*** Records for the task ***

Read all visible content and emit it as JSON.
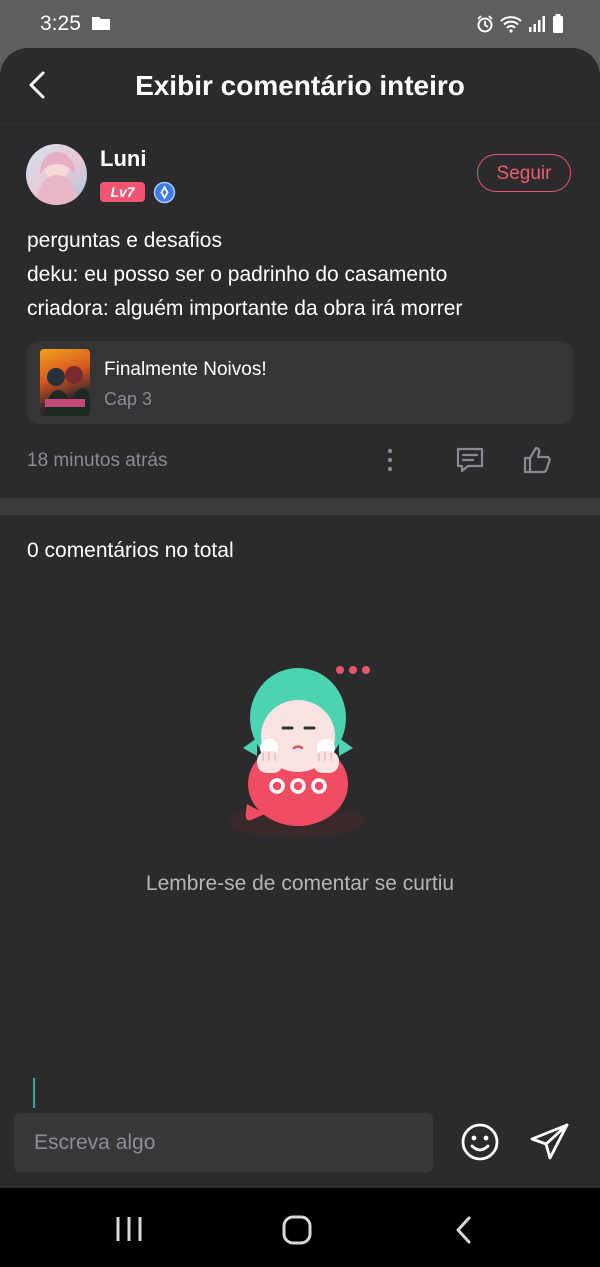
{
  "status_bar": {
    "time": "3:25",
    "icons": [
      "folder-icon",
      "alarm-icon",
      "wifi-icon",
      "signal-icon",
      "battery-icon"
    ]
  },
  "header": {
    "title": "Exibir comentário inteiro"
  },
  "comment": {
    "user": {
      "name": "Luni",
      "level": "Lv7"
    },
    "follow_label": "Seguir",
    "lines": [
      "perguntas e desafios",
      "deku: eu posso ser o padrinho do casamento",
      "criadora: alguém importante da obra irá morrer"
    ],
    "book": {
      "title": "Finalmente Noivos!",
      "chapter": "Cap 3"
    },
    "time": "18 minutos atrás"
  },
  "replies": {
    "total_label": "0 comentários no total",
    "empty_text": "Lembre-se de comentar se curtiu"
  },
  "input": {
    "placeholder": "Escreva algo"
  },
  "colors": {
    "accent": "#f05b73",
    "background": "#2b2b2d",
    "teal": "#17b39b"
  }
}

***

→ Written task: The records above are to be reproduced exactly; the pictures are to be left out.

→ Task result:
Read all visible content and emit it as JSON.
{
  "status_bar": {
    "time": "3:25",
    "icons": [
      "folder-icon",
      "alarm-icon",
      "wifi-icon",
      "signal-icon",
      "battery-icon"
    ]
  },
  "header": {
    "title": "Exibir comentário inteiro"
  },
  "comment": {
    "user": {
      "name": "Luni",
      "level": "Lv7"
    },
    "follow_label": "Seguir",
    "lines": [
      "perguntas e desafios",
      "deku: eu posso ser o padrinho do casamento",
      "criadora: alguém importante da obra irá morrer"
    ],
    "book": {
      "title": "Finalmente Noivos!",
      "chapter": "Cap 3"
    },
    "time": "18 minutos atrás"
  },
  "replies": {
    "total_label": "0 comentários no total",
    "empty_text": "Lembre-se de comentar se curtiu"
  },
  "input": {
    "placeholder": "Escreva algo"
  },
  "colors": {
    "accent": "#f05b73",
    "background": "#2b2b2d",
    "teal": "#17b39b"
  }
}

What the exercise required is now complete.